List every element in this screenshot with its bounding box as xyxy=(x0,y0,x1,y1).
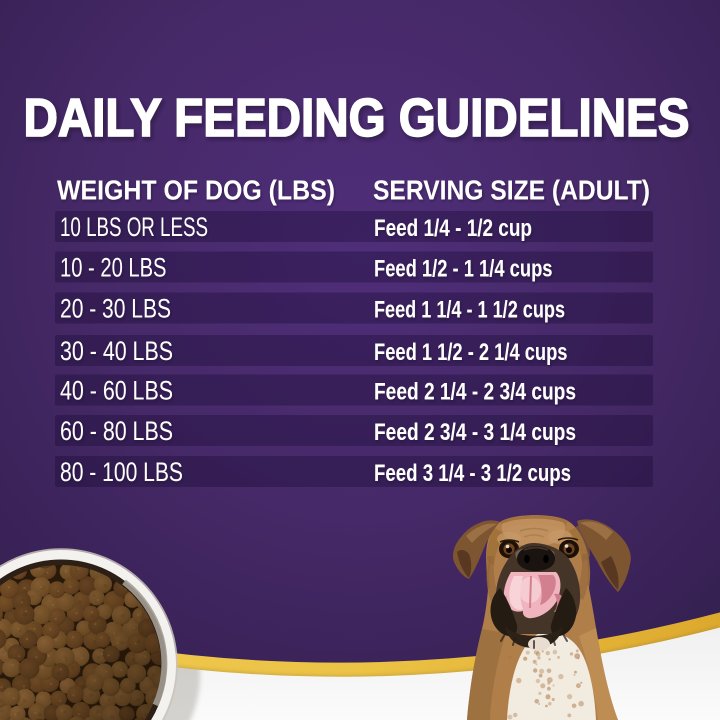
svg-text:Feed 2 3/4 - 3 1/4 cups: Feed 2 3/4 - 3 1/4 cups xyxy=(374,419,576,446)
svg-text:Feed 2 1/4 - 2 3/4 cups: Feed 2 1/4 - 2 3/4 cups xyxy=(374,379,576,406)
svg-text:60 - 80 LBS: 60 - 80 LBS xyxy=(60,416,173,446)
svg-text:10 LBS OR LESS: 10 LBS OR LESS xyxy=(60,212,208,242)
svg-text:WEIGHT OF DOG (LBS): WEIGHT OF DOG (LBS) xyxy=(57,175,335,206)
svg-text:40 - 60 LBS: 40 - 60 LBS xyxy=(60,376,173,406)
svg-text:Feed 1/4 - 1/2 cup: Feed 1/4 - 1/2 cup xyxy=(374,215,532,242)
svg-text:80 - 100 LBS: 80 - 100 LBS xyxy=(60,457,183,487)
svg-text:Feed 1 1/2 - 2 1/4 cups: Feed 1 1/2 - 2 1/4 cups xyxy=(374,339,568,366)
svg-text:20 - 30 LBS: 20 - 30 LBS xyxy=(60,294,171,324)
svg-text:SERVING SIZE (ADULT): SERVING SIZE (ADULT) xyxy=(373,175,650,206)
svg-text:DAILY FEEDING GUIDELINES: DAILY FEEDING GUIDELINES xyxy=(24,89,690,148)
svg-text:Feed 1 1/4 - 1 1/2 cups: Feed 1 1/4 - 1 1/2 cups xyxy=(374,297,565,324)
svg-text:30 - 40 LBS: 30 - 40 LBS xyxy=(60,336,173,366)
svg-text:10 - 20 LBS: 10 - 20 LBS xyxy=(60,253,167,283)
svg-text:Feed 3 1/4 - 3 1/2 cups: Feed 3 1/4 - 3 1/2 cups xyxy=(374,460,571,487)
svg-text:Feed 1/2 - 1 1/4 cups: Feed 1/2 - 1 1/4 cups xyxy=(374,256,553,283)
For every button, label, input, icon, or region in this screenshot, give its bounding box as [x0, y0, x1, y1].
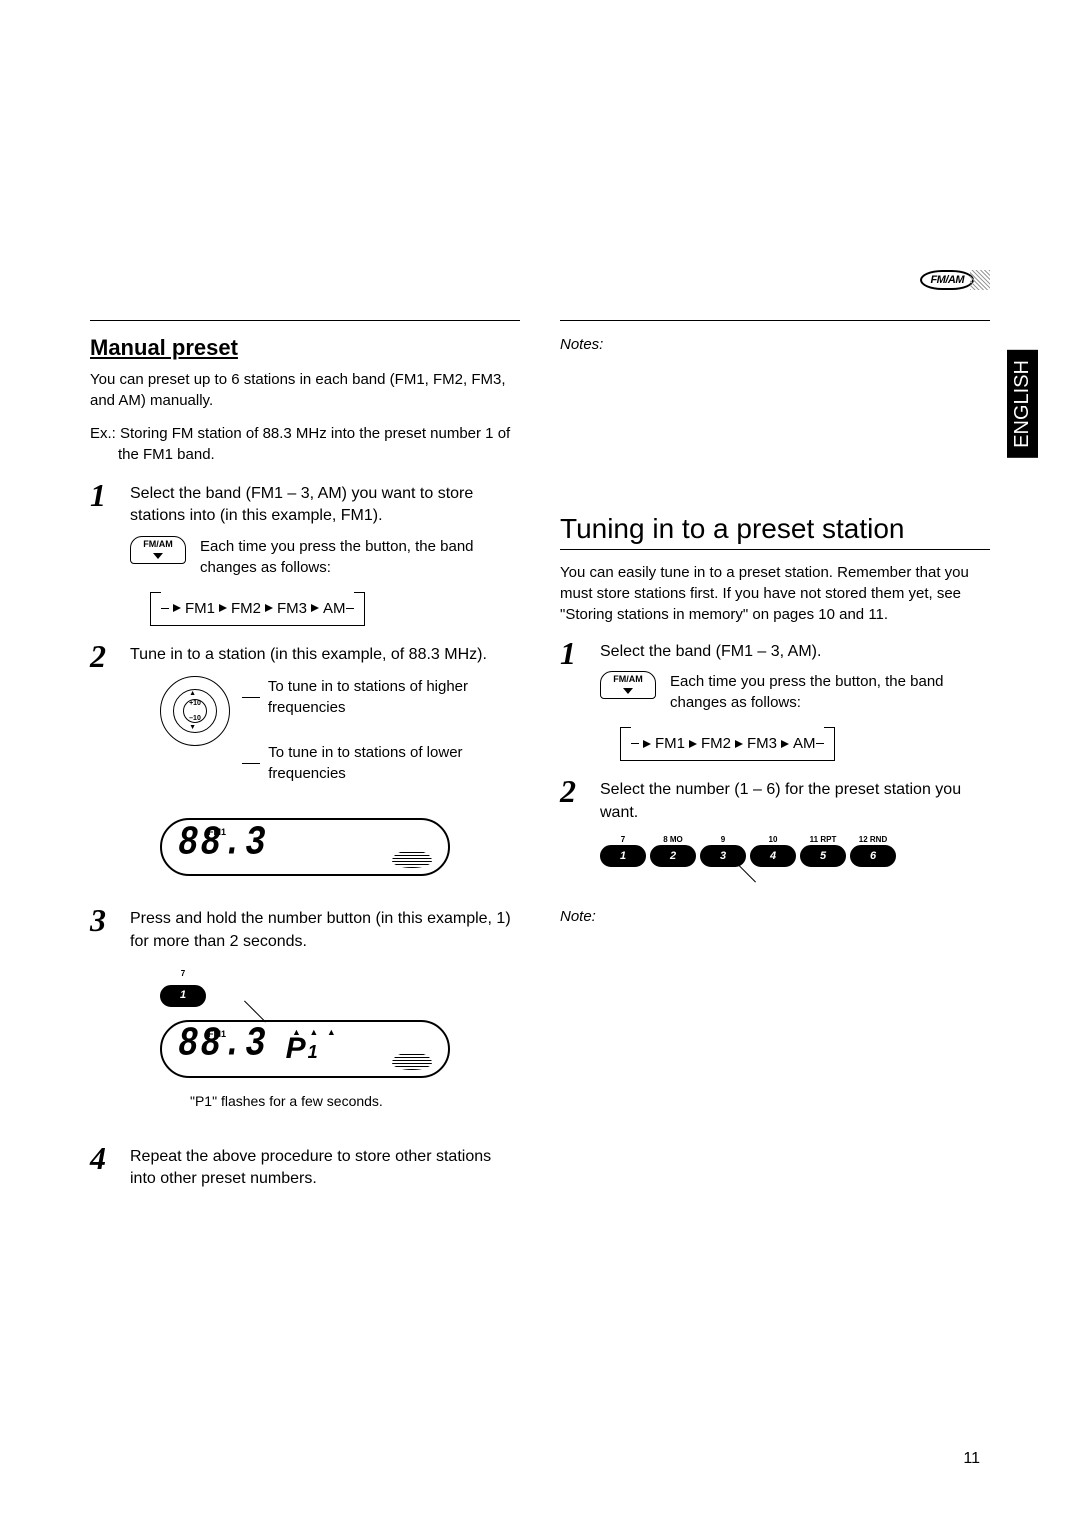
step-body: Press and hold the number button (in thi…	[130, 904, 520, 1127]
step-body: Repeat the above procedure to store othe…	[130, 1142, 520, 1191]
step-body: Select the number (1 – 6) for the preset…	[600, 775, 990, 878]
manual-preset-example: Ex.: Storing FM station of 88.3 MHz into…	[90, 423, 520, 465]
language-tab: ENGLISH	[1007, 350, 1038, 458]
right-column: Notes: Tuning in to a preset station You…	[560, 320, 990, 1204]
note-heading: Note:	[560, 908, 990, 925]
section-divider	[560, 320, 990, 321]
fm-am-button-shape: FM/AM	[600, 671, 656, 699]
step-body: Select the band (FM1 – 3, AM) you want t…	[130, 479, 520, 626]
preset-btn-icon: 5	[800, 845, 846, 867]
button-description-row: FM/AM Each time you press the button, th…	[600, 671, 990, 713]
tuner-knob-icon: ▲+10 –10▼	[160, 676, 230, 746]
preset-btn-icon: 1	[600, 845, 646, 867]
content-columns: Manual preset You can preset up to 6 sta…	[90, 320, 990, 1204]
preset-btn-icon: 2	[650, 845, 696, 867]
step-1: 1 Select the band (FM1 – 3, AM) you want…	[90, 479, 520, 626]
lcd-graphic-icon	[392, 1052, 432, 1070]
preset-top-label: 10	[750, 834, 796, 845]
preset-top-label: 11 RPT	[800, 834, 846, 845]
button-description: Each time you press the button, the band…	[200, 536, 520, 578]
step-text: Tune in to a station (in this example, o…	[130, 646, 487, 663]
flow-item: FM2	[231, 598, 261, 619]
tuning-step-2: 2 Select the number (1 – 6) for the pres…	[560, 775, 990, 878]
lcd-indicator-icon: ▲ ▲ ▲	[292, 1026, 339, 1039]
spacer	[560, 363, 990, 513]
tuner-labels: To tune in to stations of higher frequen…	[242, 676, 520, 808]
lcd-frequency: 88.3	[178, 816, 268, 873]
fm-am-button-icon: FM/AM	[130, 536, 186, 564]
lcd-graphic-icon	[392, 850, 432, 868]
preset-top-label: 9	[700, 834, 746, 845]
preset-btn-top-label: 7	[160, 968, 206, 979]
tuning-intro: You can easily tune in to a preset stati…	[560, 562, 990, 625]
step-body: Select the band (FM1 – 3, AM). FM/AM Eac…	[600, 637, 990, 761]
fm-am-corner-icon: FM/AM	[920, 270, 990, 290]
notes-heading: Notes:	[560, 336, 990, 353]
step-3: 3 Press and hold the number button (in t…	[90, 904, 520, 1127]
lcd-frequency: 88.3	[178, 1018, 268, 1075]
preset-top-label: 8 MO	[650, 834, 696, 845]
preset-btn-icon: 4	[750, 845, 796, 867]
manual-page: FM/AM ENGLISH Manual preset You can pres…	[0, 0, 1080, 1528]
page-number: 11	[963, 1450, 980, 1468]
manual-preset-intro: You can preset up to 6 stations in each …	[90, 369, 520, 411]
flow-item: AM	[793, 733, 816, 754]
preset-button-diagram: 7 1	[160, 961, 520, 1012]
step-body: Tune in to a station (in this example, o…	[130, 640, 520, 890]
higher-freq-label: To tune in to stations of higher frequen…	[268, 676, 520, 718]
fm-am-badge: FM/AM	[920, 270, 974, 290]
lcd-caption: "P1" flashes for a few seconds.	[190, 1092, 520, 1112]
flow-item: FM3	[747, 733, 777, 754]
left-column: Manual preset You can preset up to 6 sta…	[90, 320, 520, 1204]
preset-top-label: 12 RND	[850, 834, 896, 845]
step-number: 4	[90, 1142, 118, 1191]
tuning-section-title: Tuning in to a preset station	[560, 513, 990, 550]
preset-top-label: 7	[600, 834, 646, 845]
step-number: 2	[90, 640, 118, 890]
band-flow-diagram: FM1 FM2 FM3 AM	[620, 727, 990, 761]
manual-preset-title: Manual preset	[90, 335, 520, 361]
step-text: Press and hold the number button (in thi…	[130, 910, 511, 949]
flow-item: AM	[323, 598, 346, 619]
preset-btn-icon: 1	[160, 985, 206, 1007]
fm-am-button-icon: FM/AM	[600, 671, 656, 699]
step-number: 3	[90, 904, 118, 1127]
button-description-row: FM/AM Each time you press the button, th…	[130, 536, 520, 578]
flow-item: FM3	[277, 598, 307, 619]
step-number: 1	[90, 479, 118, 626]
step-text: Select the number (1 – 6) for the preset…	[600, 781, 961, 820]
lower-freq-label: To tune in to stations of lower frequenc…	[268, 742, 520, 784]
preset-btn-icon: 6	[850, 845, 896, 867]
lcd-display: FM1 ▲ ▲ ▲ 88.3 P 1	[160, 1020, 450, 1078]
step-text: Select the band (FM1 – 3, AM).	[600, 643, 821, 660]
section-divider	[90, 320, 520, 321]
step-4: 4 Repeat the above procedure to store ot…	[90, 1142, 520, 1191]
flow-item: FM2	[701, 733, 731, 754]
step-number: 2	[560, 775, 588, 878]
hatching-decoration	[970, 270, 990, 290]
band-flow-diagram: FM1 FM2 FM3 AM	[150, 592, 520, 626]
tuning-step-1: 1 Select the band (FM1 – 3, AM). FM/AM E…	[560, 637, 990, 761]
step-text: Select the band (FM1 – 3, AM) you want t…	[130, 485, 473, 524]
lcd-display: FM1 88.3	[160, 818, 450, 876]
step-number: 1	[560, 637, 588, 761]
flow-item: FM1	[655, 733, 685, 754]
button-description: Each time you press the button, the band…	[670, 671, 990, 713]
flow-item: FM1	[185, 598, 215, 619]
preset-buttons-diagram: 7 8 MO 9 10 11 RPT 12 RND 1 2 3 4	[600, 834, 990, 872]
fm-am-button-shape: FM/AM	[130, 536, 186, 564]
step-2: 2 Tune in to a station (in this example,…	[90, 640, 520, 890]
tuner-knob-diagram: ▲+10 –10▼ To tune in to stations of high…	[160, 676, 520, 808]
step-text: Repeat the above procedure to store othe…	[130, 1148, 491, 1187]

*WHAT TO DO*:
Rewrite everything from the line containing "step-body: Press and" down to the line containing "320, 990, 321]", changing "section-divider" to "section-break" and leaving all else as it is.

*ANSWER TO THE PROBLEM*:
step-body: Press and hold the number button (in thi…	[130, 904, 520, 1127]
step-body: Repeat the above procedure to store othe…	[130, 1142, 520, 1191]
step-body: Select the number (1 – 6) for the preset…	[600, 775, 990, 878]
manual-preset-example: Ex.: Storing FM station of 88.3 MHz into…	[90, 423, 520, 465]
language-tab: ENGLISH	[1007, 350, 1038, 458]
right-column: Notes: Tuning in to a preset station You…	[560, 320, 990, 1204]
note-heading: Note:	[560, 908, 990, 925]
section-break	[560, 320, 990, 321]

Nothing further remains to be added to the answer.